● Your instructions: Copy every line of the following data that includes the string "this".

-- Start Raw data --

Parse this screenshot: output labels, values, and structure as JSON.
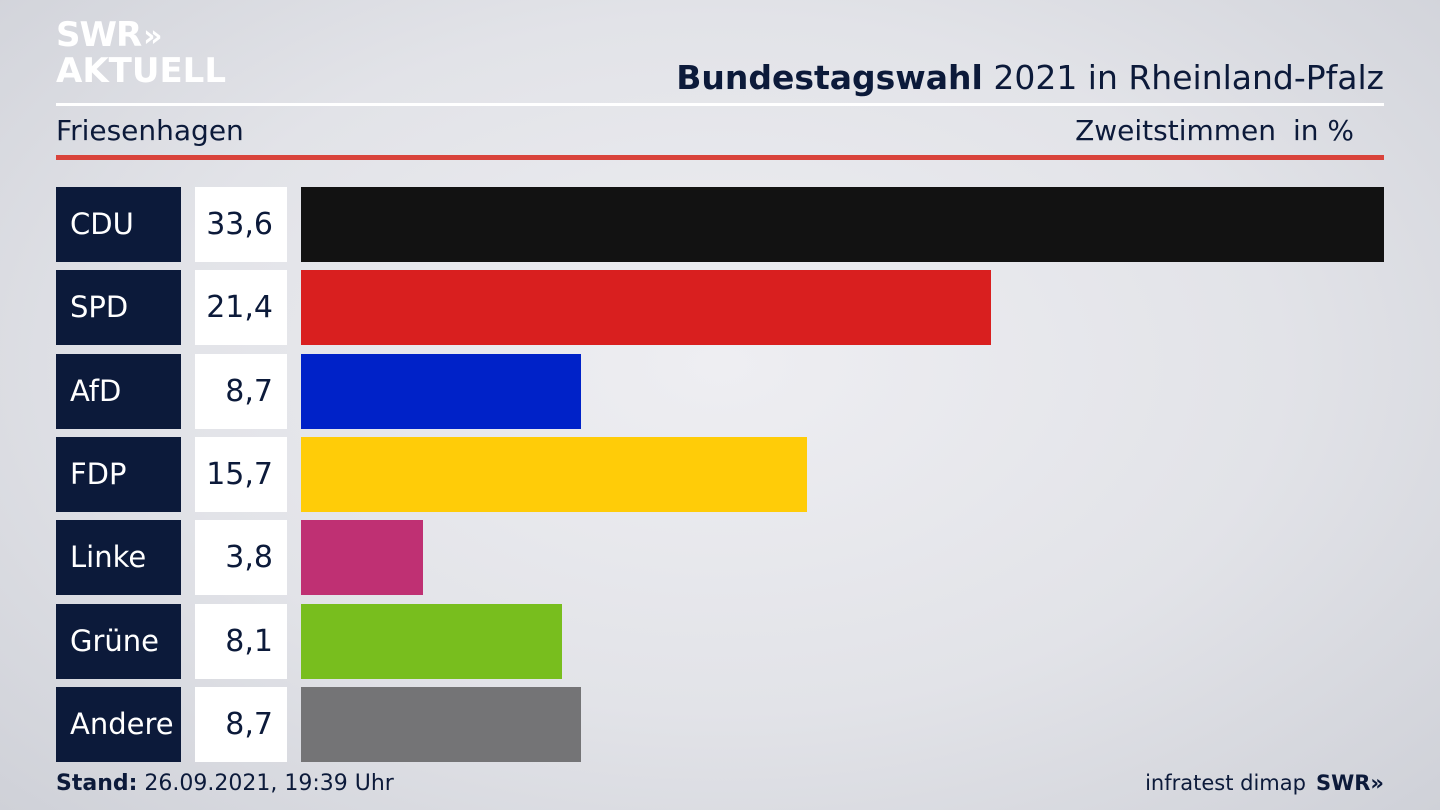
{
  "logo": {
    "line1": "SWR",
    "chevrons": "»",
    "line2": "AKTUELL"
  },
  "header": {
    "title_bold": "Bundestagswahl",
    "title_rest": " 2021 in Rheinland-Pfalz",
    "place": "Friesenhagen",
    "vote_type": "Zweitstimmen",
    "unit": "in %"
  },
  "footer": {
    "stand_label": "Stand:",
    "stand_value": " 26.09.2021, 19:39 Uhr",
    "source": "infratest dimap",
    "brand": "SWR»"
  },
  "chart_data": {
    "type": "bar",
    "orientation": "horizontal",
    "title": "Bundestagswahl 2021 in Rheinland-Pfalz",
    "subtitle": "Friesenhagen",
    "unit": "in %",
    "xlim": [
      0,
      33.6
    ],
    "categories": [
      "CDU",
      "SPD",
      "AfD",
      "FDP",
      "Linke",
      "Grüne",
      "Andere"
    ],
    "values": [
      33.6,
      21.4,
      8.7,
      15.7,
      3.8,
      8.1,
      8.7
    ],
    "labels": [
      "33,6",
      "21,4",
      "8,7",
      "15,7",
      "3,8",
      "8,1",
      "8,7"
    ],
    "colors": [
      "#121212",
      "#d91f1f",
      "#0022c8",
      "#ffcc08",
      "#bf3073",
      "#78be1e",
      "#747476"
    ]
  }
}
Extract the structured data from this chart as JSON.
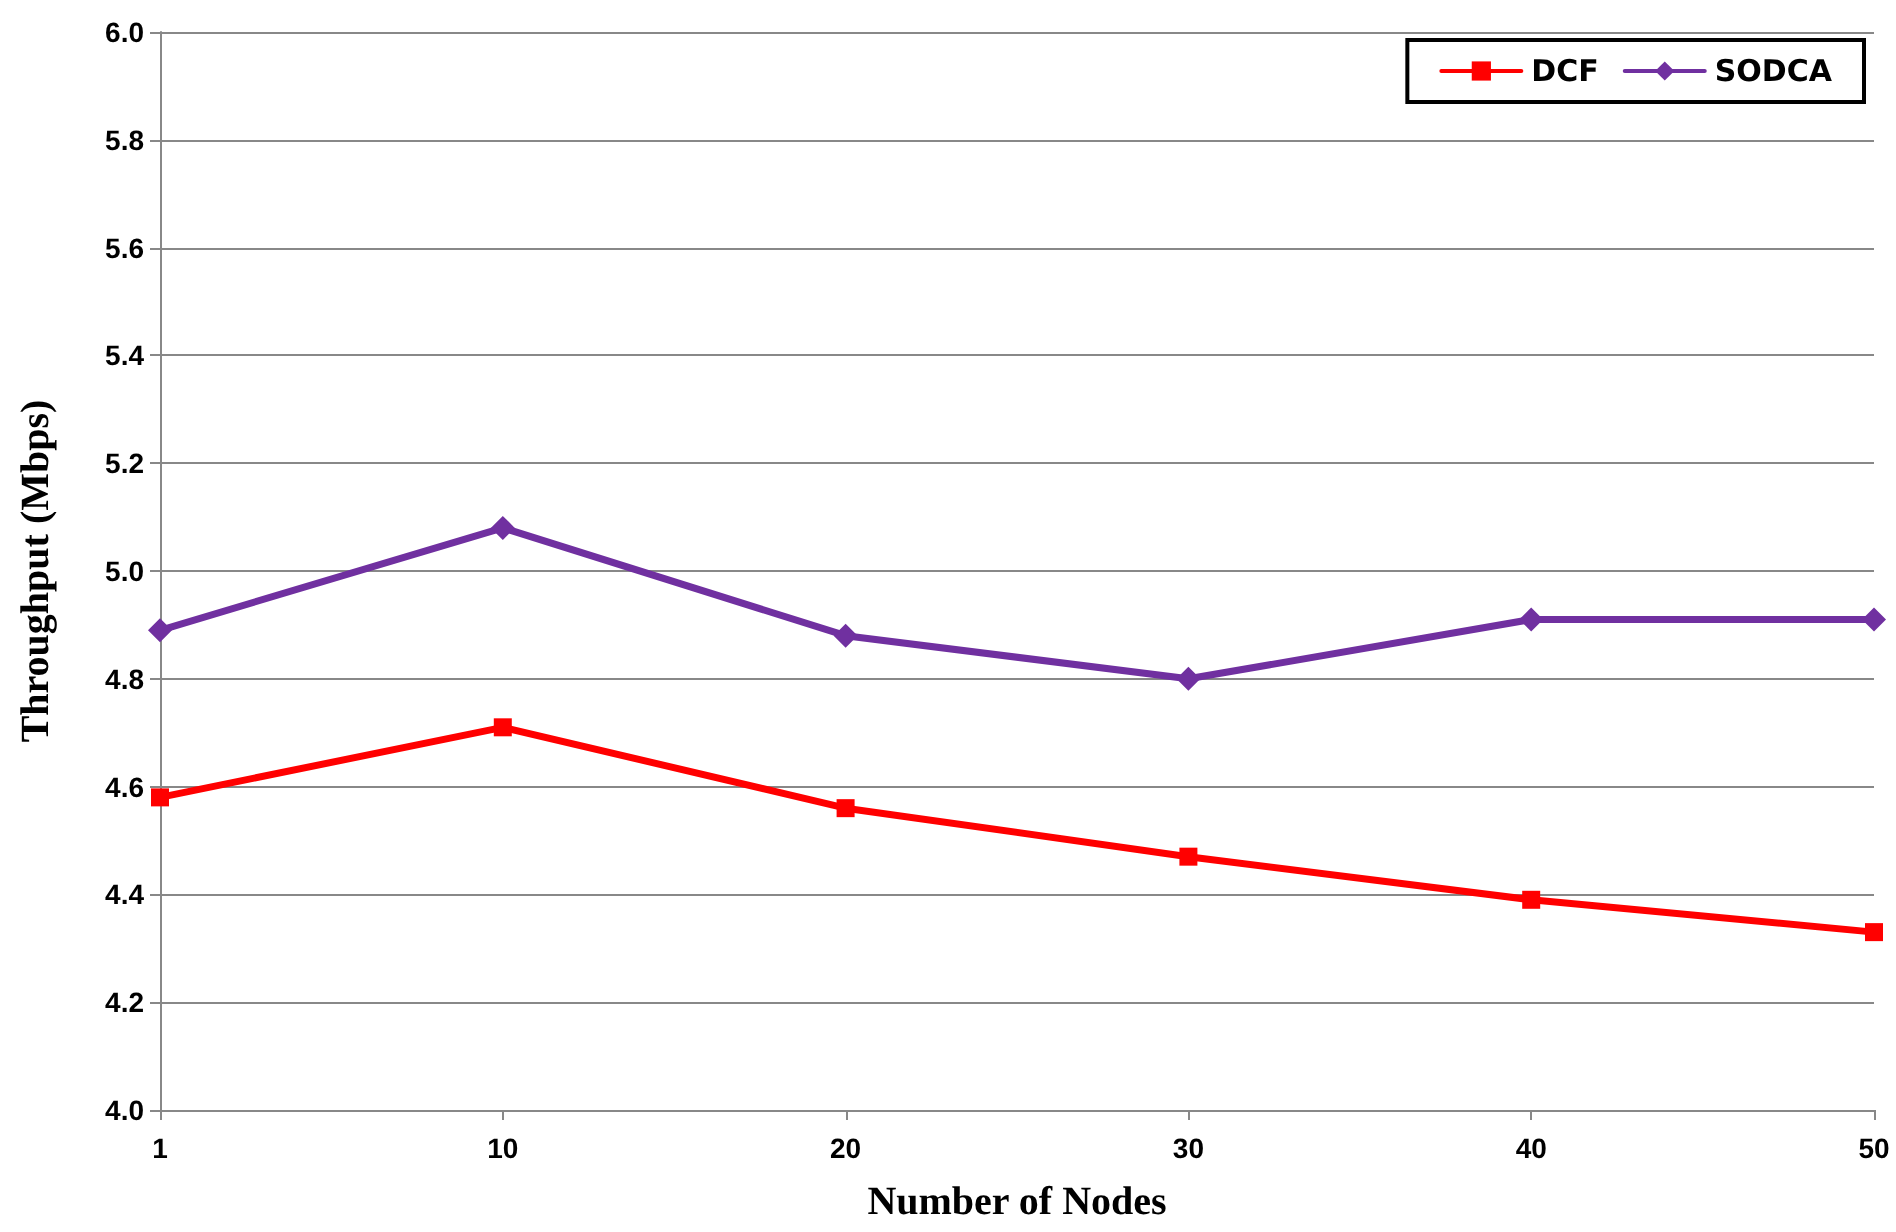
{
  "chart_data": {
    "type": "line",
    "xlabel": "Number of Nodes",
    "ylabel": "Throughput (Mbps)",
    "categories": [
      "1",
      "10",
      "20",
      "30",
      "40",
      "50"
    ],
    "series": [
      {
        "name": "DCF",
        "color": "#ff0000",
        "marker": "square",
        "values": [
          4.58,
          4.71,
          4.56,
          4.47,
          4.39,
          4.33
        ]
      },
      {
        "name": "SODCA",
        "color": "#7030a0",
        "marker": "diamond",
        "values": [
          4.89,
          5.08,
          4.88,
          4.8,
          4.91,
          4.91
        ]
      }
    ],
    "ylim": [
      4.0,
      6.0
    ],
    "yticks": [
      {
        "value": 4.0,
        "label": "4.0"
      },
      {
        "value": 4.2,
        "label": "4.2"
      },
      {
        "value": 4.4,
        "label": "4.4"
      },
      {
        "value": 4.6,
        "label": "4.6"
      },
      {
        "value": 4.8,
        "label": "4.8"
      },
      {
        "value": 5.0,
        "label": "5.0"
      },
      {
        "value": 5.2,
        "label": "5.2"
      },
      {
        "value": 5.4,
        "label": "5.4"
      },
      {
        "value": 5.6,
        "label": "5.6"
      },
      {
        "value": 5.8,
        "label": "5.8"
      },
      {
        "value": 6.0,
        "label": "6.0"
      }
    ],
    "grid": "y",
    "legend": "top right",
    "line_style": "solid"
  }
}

-- End Raw data --

● Complete response:
Parse this screenshot: output labels, values, and structure as JSON.
Extract the structured data from this chart as JSON.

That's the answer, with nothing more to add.